* **Try it**
Return all the entries word for word, minus the pictures.
┌─ Data provided
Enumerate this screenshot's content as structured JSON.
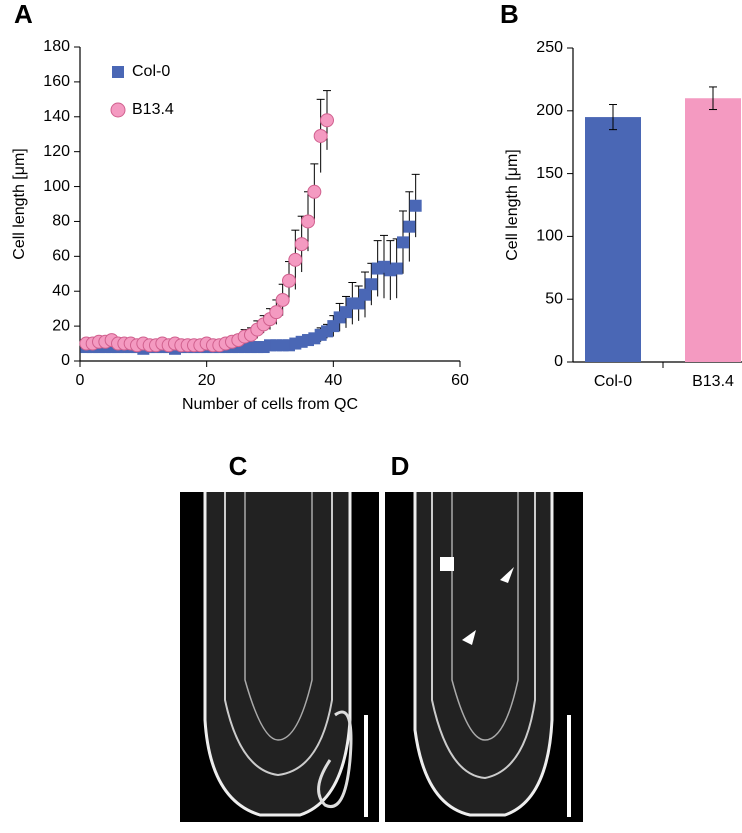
{
  "chart_data": [
    {
      "type": "scatter",
      "panel": "A",
      "x_label": "Number of cells from QC",
      "y_label": "Cell length [μm]",
      "xlim": [
        0,
        60
      ],
      "xticks": [
        0,
        20,
        40,
        60
      ],
      "ylim": [
        0,
        180
      ],
      "yticks": [
        0,
        20,
        40,
        60,
        80,
        100,
        120,
        140,
        160,
        180
      ],
      "legend": "top-left",
      "series": [
        {
          "name": "Col-0",
          "color": "#4a67b5",
          "marker": "square",
          "x": [
            1,
            2,
            3,
            4,
            5,
            6,
            7,
            8,
            9,
            10,
            11,
            12,
            13,
            14,
            15,
            16,
            17,
            18,
            19,
            20,
            21,
            22,
            23,
            24,
            25,
            26,
            27,
            28,
            29,
            30,
            31,
            32,
            33,
            34,
            35,
            36,
            37,
            38,
            39,
            40,
            41,
            42,
            43,
            44,
            45,
            46,
            47,
            48,
            49,
            50,
            51,
            52,
            53
          ],
          "values": [
            8,
            8,
            8,
            8,
            8,
            8,
            8,
            8,
            8,
            7,
            8,
            8,
            8,
            8,
            7,
            8,
            8,
            8,
            8,
            8,
            8,
            8,
            8,
            8,
            8,
            8,
            8,
            8,
            8,
            9,
            9,
            9,
            9,
            10,
            11,
            12,
            13,
            15,
            17,
            20,
            25,
            28,
            33,
            33,
            38,
            44,
            53,
            54,
            52,
            53,
            68,
            77,
            89
          ],
          "errors": [
            1,
            1,
            1,
            1,
            1,
            1,
            1,
            1,
            1,
            1,
            1,
            1,
            1,
            1,
            1,
            1,
            1,
            1,
            1,
            1,
            1,
            1,
            1,
            1,
            1,
            1,
            1,
            1,
            2,
            2,
            2,
            2,
            2,
            2,
            3,
            3,
            3,
            4,
            4,
            6,
            8,
            9,
            12,
            10,
            13,
            12,
            16,
            18,
            17,
            17,
            18,
            20,
            18
          ]
        },
        {
          "name": "B13.4",
          "color": "#f49ac1",
          "marker": "circle",
          "x": [
            1,
            2,
            3,
            4,
            5,
            6,
            7,
            8,
            9,
            10,
            11,
            12,
            13,
            14,
            15,
            16,
            17,
            18,
            19,
            20,
            21,
            22,
            23,
            24,
            25,
            26,
            27,
            28,
            29,
            30,
            31,
            32,
            33,
            34,
            35,
            36,
            37,
            38,
            39
          ],
          "values": [
            10,
            10,
            11,
            11,
            12,
            10,
            10,
            10,
            9,
            10,
            9,
            9,
            10,
            9,
            10,
            9,
            9,
            9,
            9,
            10,
            9,
            9,
            10,
            11,
            12,
            14,
            15,
            18,
            21,
            24,
            28,
            35,
            46,
            58,
            67,
            80,
            97,
            129,
            138
          ],
          "errors": [
            2,
            2,
            2,
            2,
            2,
            2,
            2,
            2,
            2,
            2,
            2,
            2,
            2,
            2,
            2,
            2,
            2,
            2,
            2,
            2,
            2,
            2,
            2,
            3,
            3,
            4,
            4,
            5,
            5,
            6,
            7,
            9,
            11,
            17,
            16,
            17,
            16,
            21,
            17
          ]
        }
      ]
    },
    {
      "type": "bar",
      "panel": "B",
      "y_label": "Cell length [μm]",
      "categories": [
        "Col-0",
        "B13.4"
      ],
      "values": [
        195,
        210
      ],
      "errors": [
        10,
        9
      ],
      "colors": [
        "#4a67b5",
        "#f49ac1"
      ],
      "ylim": [
        0,
        250
      ],
      "yticks": [
        0,
        50,
        100,
        150,
        200,
        250
      ]
    }
  ],
  "images": [
    {
      "panel": "C"
    },
    {
      "panel": "D"
    }
  ]
}
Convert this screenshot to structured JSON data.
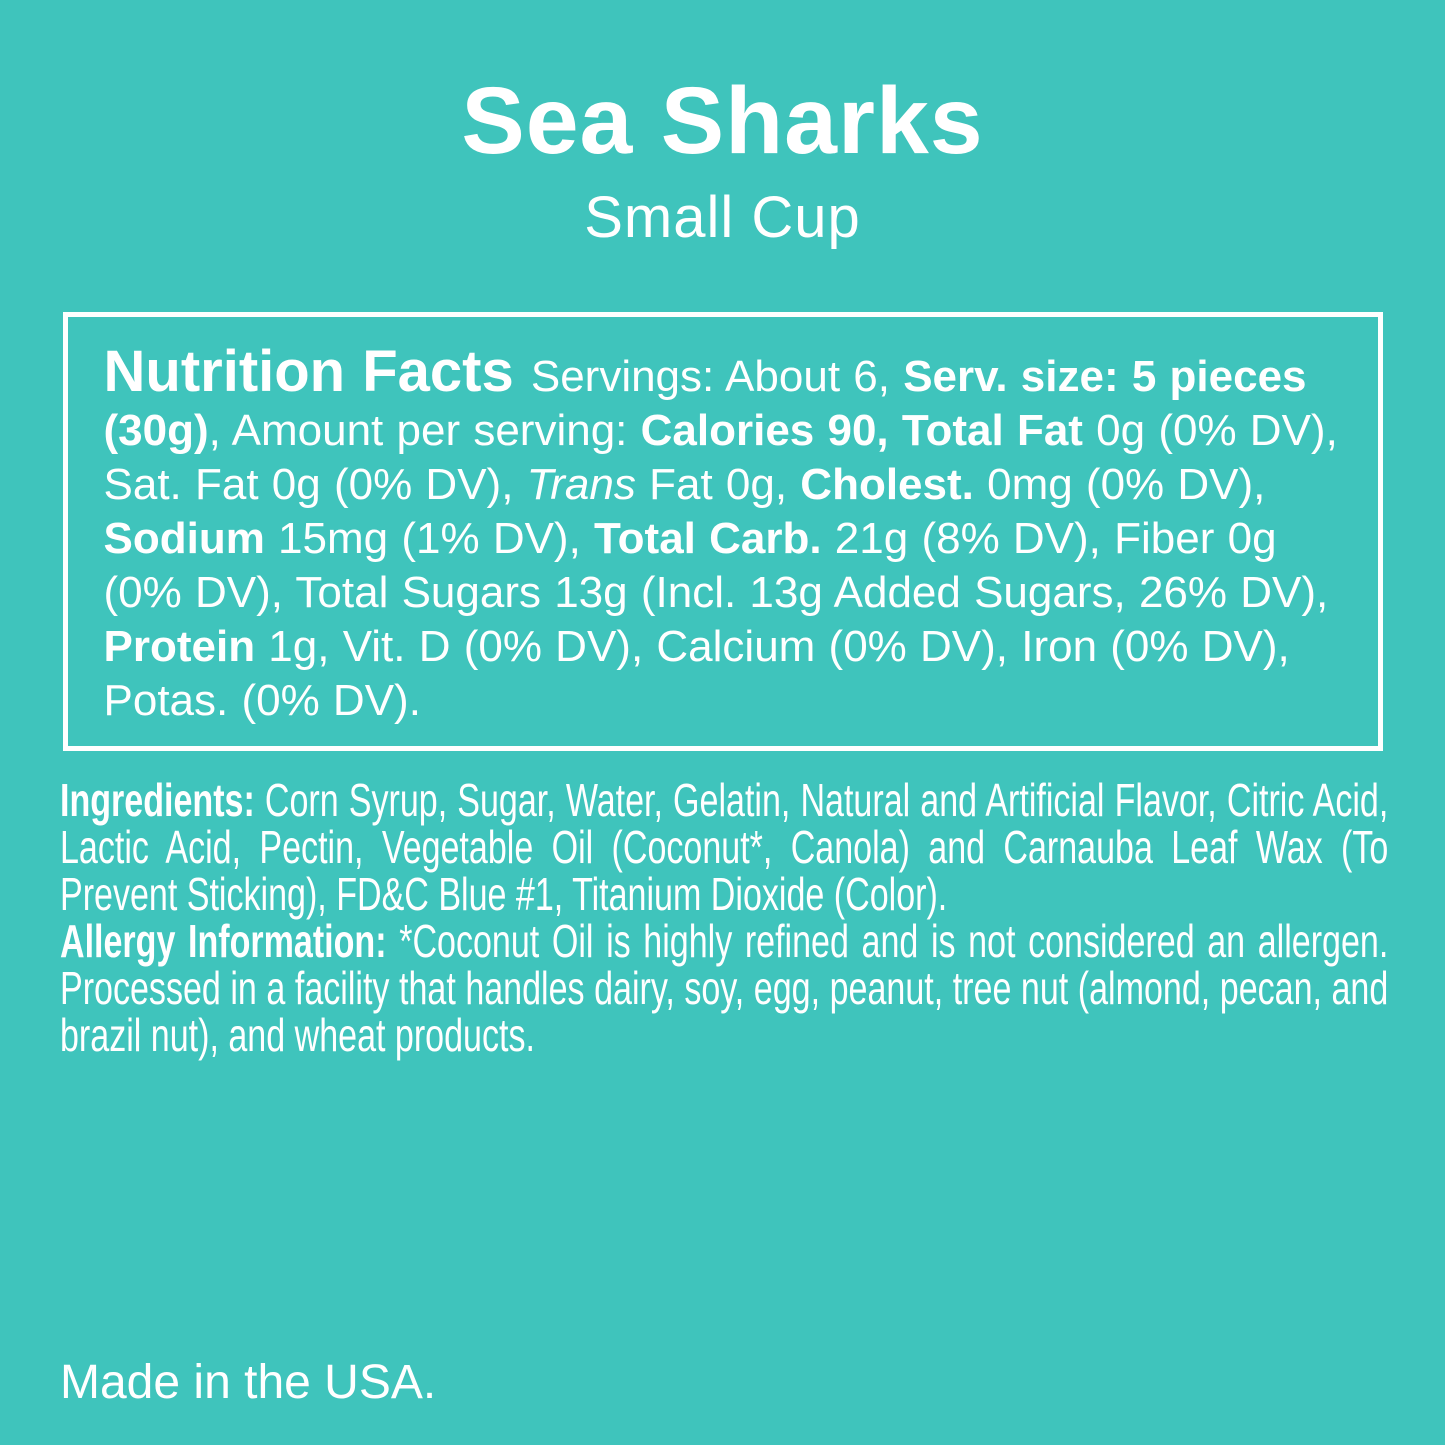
{
  "colors": {
    "background": "#3FC4BC",
    "text": "#FFFFFF",
    "panel_border": "#FFFFFF"
  },
  "header": {
    "title": "Sea Sharks",
    "subtitle": "Small Cup"
  },
  "nutrition_panel": {
    "runs": [
      {
        "text": "Nutrition Facts ",
        "style": "heading"
      },
      {
        "text": "Servings: About 6, ",
        "style": "regular"
      },
      {
        "text": "Serv. size: 5 pieces (30g)",
        "style": "bold"
      },
      {
        "text": ", Amount per serving: ",
        "style": "regular"
      },
      {
        "text": "Calories 90, Total Fat",
        "style": "bold"
      },
      {
        "text": " 0g (0% DV), Sat. Fat 0g (0% DV), ",
        "style": "regular"
      },
      {
        "text": "Trans",
        "style": "italic"
      },
      {
        "text": " Fat 0g, ",
        "style": "regular"
      },
      {
        "text": "Cholest.",
        "style": "bold"
      },
      {
        "text": " 0mg (0% DV), ",
        "style": "regular"
      },
      {
        "text": "Sodium",
        "style": "bold"
      },
      {
        "text": " 15mg (1% DV), ",
        "style": "regular"
      },
      {
        "text": "Total Carb.",
        "style": "bold"
      },
      {
        "text": " 21g (8% DV), Fiber 0g (0% DV), Total Sugars 13g (Incl. 13g Added Sugars, 26% DV), ",
        "style": "regular"
      },
      {
        "text": "Protein",
        "style": "bold"
      },
      {
        "text": " 1g, Vit. D (0% DV), Calcium (0% DV), Iron (0% DV), Potas. (0% DV).",
        "style": "regular"
      }
    ]
  },
  "ingredients_section": {
    "runs": [
      {
        "text": "Ingredients:",
        "style": "bold"
      },
      {
        "text": " Corn Syrup, Sugar, Water, Gelatin, Natural and Artificial Flavor, Citric Acid, Lactic Acid, Pectin, Vegetable Oil (Coconut*, Canola) and Carnauba Leaf Wax (To Prevent Sticking), FD&C Blue #1, Titanium Dioxide (Color).",
        "style": "regular"
      }
    ]
  },
  "allergy_section": {
    "runs": [
      {
        "text": "Allergy Information:",
        "style": "bold"
      },
      {
        "text": " *Coconut Oil is highly refined and is not considered an allergen. Processed in a facility that handles dairy, soy, egg, peanut, tree nut (almond, pecan, and brazil nut), and wheat products.",
        "style": "regular"
      }
    ]
  },
  "footer": {
    "origin_text": "Made in the USA."
  }
}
└─
* **Finished task**
Enumerate this screenshot's content as structured JSON.
{
  "chart_data": [
    {
      "type": "scatter",
      "panel": "A",
      "x_label": "Number of cells from QC",
      "y_label": "Cell length [μm]",
      "xlim": [
        0,
        60
      ],
      "xticks": [
        0,
        20,
        40,
        60
      ],
      "ylim": [
        0,
        180
      ],
      "yticks": [
        0,
        20,
        40,
        60,
        80,
        100,
        120,
        140,
        160,
        180
      ],
      "legend": "top-left",
      "series": [
        {
          "name": "Col-0",
          "color": "#4a67b5",
          "marker": "square",
          "x": [
            1,
            2,
            3,
            4,
            5,
            6,
            7,
            8,
            9,
            10,
            11,
            12,
            13,
            14,
            15,
            16,
            17,
            18,
            19,
            20,
            21,
            22,
            23,
            24,
            25,
            26,
            27,
            28,
            29,
            30,
            31,
            32,
            33,
            34,
            35,
            36,
            37,
            38,
            39,
            40,
            41,
            42,
            43,
            44,
            45,
            46,
            47,
            48,
            49,
            50,
            51,
            52,
            53
          ],
          "values": [
            8,
            8,
            8,
            8,
            8,
            8,
            8,
            8,
            8,
            7,
            8,
            8,
            8,
            8,
            7,
            8,
            8,
            8,
            8,
            8,
            8,
            8,
            8,
            8,
            8,
            8,
            8,
            8,
            8,
            9,
            9,
            9,
            9,
            10,
            11,
            12,
            13,
            15,
            17,
            20,
            25,
            28,
            33,
            33,
            38,
            44,
            53,
            54,
            52,
            53,
            68,
            77,
            89
          ],
          "errors": [
            1,
            1,
            1,
            1,
            1,
            1,
            1,
            1,
            1,
            1,
            1,
            1,
            1,
            1,
            1,
            1,
            1,
            1,
            1,
            1,
            1,
            1,
            1,
            1,
            1,
            1,
            1,
            1,
            2,
            2,
            2,
            2,
            2,
            2,
            3,
            3,
            3,
            4,
            4,
            6,
            8,
            9,
            12,
            10,
            13,
            12,
            16,
            18,
            17,
            17,
            18,
            20,
            18
          ]
        },
        {
          "name": "B13.4",
          "color": "#f49ac1",
          "marker": "circle",
          "x": [
            1,
            2,
            3,
            4,
            5,
            6,
            7,
            8,
            9,
            10,
            11,
            12,
            13,
            14,
            15,
            16,
            17,
            18,
            19,
            20,
            21,
            22,
            23,
            24,
            25,
            26,
            27,
            28,
            29,
            30,
            31,
            32,
            33,
            34,
            35,
            36,
            37,
            38,
            39
          ],
          "values": [
            10,
            10,
            11,
            11,
            12,
            10,
            10,
            10,
            9,
            10,
            9,
            9,
            10,
            9,
            10,
            9,
            9,
            9,
            9,
            10,
            9,
            9,
            10,
            11,
            12,
            14,
            15,
            18,
            21,
            24,
            28,
            35,
            46,
            58,
            67,
            80,
            97,
            129,
            138
          ],
          "errors": [
            2,
            2,
            2,
            2,
            2,
            2,
            2,
            2,
            2,
            2,
            2,
            2,
            2,
            2,
            2,
            2,
            2,
            2,
            2,
            2,
            2,
            2,
            2,
            3,
            3,
            4,
            4,
            5,
            5,
            6,
            7,
            9,
            11,
            17,
            16,
            17,
            16,
            21,
            17
          ]
        }
      ]
    },
    {
      "type": "bar",
      "panel": "B",
      "y_label": "Cell length [μm]",
      "categories": [
        "Col-0",
        "B13.4"
      ],
      "values": [
        195,
        210
      ],
      "errors": [
        10,
        9
      ],
      "colors": [
        "#4a67b5",
        "#f49ac1"
      ],
      "ylim": [
        0,
        250
      ],
      "yticks": [
        0,
        50,
        100,
        150,
        200,
        250
      ]
    }
  ],
  "images": [
    {
      "panel": "C"
    },
    {
      "panel": "D"
    }
  ]
}
Convert this screenshot to structured JSON data.
{
  "colors": {
    "background": "#3FC4BC",
    "text": "#FFFFFF",
    "panel_border": "#FFFFFF"
  },
  "header": {
    "title": "Sea Sharks",
    "subtitle": "Small Cup"
  },
  "nutrition_panel": {
    "runs": [
      {
        "text": "Nutrition Facts ",
        "style": "heading"
      },
      {
        "text": "Servings: About 6, ",
        "style": "regular"
      },
      {
        "text": "Serv. size: 5 pieces (30g)",
        "style": "bold"
      },
      {
        "text": ", Amount per serving: ",
        "style": "regular"
      },
      {
        "text": "Calories 90, Total Fat",
        "style": "bold"
      },
      {
        "text": " 0g (0% DV), Sat. Fat 0g (0% DV), ",
        "style": "regular"
      },
      {
        "text": "Trans",
        "style": "italic"
      },
      {
        "text": " Fat 0g, ",
        "style": "regular"
      },
      {
        "text": "Cholest.",
        "style": "bold"
      },
      {
        "text": " 0mg (0% DV), ",
        "style": "regular"
      },
      {
        "text": "Sodium",
        "style": "bold"
      },
      {
        "text": " 15mg (1% DV), ",
        "style": "regular"
      },
      {
        "text": "Total Carb.",
        "style": "bold"
      },
      {
        "text": " 21g (8% DV), Fiber 0g (0% DV), Total Sugars 13g (Incl. 13g Added Sugars, 26% DV), ",
        "style": "regular"
      },
      {
        "text": "Protein",
        "style": "bold"
      },
      {
        "text": " 1g, Vit. D (0% DV), Calcium (0% DV), Iron (0% DV), Potas. (0% DV).",
        "style": "regular"
      }
    ]
  },
  "ingredients_section": {
    "runs": [
      {
        "text": "Ingredients:",
        "style": "bold"
      },
      {
        "text": " Corn Syrup, Sugar, Water, Gelatin, Natural and Artificial Flavor, Citric Acid, Lactic Acid, Pectin, Vegetable Oil (Coconut*, Canola) and Carnauba Leaf Wax (To Prevent Sticking), FD&C Blue #1, Titanium Dioxide (Color).",
        "style": "regular"
      }
    ]
  },
  "allergy_section": {
    "runs": [
      {
        "text": "Allergy Information:",
        "style": "bold"
      },
      {
        "text": " *Coconut Oil is highly refined and is not considered an allergen. Processed in a facility that handles dairy, soy, egg, peanut, tree nut (almond, pecan, and brazil nut), and wheat products.",
        "style": "regular"
      }
    ]
  },
  "footer": {
    "origin_text": "Made in the USA."
  }
}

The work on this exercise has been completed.